Task instructions ->
Transcribe all the entries word for word, omitting any pictures they contain.

Records to use ->

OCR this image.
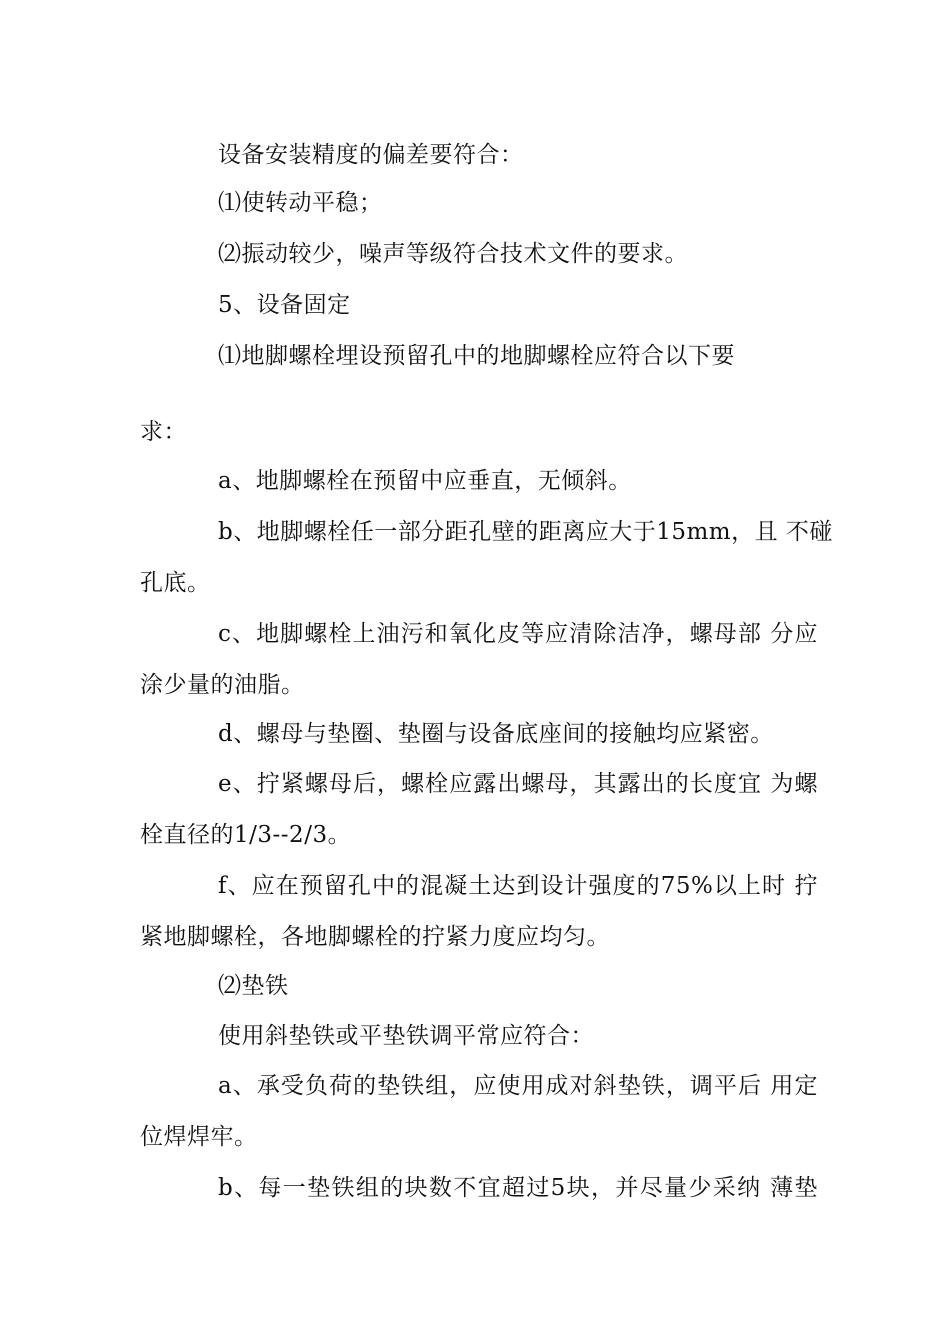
设备安装精度的偏差要符合：
⑴使转动平稳；
⑵振动较少，噪声等级符合技术文件的要求。
5、设备固定
⑴地脚螺栓埋设预留孔中的地脚螺栓应符合以下要
求：
a、地脚螺栓在预留中应垂直，无倾斜。
b、地脚螺栓任一部分距孔壁的距离应大于15mm，且 不碰
孔底。
c、地脚螺栓上油污和氧化皮等应清除洁净，螺母部 分应
涂少量的油脂。
d、螺母与垫圈、垫圈与设备底座间的接触均应紧密。
e、拧紧螺母后，螺栓应露出螺母，其露出的长度宜 为螺
栓直径的1/3--2/3。
f、应在预留孔中的混凝土达到设计强度的75%以上时 拧
紧地脚螺栓，各地脚螺栓的拧紧力度应均匀。
⑵垫铁
使用斜垫铁或平垫铁调平常应符合：
a、承受负荷的垫铁组，应使用成对斜垫铁，调平后 用定
位焊焊牢。
b、每一垫铁组的块数不宜超过5块，并尽量少采纳 薄垫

Task result ->
OCR this image.
设备安装精度的偏差要符合：
⑴使转动平稳；
⑵振动较少，噪声等级符合技术文件的要求。
5、设备固定
⑴地脚螺栓埋设预留孔中的地脚螺栓应符合以下要
求：
a、地脚螺栓在预留中应垂直，无倾斜。
b、地脚螺栓任一部分距孔壁的距离应大于15mm，且 不碰
孔底。
c、地脚螺栓上油污和氧化皮等应清除洁净，螺母部 分应
涂少量的油脂。
d、螺母与垫圈、垫圈与设备底座间的接触均应紧密。
e、拧紧螺母后，螺栓应露出螺母，其露出的长度宜 为螺
栓直径的1/3--2/3。
f、应在预留孔中的混凝土达到设计强度的75%以上时 拧
紧地脚螺栓，各地脚螺栓的拧紧力度应均匀。
⑵垫铁
使用斜垫铁或平垫铁调平常应符合：
a、承受负荷的垫铁组，应使用成对斜垫铁，调平后 用定
位焊焊牢。
b、每一垫铁组的块数不宜超过5块，并尽量少采纳 薄垫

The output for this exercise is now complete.